### What the task asks
Check each line of the material below for "Україні", then copy the ones that contain it.
[BEGIN]
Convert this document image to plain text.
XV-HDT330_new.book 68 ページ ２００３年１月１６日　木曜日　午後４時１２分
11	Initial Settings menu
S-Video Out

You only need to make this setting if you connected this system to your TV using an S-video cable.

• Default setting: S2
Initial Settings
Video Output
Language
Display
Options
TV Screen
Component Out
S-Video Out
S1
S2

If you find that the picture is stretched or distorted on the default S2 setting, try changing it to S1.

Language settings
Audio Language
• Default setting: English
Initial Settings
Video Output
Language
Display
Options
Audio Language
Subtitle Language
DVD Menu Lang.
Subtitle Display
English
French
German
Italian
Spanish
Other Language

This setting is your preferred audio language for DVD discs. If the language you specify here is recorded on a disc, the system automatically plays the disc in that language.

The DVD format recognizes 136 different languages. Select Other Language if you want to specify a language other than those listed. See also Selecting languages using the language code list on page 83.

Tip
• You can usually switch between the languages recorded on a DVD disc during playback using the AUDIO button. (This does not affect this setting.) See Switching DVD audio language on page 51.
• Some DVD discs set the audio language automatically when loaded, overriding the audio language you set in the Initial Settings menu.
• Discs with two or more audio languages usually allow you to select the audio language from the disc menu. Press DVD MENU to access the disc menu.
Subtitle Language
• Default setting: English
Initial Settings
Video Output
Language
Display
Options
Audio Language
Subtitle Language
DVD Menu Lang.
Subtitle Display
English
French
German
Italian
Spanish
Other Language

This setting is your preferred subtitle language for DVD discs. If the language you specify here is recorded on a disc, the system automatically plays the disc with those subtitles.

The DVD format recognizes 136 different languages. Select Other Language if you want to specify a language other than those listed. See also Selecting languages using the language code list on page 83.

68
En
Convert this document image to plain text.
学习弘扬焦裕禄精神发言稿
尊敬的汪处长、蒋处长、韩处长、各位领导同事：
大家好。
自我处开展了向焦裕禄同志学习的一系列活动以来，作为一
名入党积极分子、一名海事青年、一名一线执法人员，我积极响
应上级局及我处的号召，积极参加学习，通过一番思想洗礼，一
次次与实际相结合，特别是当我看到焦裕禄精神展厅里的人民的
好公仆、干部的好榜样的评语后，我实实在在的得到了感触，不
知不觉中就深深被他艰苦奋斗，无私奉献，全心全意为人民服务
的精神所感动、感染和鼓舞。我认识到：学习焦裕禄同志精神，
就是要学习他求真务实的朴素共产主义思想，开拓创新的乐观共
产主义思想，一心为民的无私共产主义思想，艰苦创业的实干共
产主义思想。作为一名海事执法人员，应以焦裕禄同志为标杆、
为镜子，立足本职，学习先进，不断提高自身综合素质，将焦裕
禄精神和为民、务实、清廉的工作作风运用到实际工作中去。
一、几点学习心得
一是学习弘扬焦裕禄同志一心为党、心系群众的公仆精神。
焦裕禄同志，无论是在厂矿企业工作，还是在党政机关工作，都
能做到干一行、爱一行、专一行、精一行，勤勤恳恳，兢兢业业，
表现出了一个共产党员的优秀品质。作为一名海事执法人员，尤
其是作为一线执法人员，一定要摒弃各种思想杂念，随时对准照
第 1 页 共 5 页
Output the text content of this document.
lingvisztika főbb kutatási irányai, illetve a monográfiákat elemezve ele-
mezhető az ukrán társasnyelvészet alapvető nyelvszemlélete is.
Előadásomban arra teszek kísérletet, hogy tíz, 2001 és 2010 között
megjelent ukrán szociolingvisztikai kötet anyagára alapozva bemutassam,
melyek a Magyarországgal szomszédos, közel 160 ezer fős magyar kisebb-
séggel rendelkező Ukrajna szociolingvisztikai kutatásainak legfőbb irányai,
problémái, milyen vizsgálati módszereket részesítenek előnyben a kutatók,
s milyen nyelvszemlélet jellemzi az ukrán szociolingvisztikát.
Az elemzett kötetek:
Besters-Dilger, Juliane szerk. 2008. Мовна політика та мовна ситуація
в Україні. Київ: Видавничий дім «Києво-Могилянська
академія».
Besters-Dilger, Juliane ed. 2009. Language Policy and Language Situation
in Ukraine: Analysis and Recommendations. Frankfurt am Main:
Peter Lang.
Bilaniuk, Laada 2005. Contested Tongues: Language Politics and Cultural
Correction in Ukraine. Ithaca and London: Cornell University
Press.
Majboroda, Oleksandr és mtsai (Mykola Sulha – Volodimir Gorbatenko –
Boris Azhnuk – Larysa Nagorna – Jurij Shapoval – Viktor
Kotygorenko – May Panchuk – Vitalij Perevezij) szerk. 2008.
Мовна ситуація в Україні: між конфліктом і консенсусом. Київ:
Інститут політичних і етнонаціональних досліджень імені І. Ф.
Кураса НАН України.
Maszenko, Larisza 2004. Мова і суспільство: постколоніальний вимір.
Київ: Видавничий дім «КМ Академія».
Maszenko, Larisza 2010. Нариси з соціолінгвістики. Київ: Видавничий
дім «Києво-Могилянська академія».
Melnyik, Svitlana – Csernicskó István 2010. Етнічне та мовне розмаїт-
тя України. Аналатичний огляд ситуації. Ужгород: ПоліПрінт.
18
[END]
### Response
в Україні. Київ: Видавничий дім «Києво-Могилянська
Мовна ситуація в Україні: між конфліктом і консенсусом. Київ:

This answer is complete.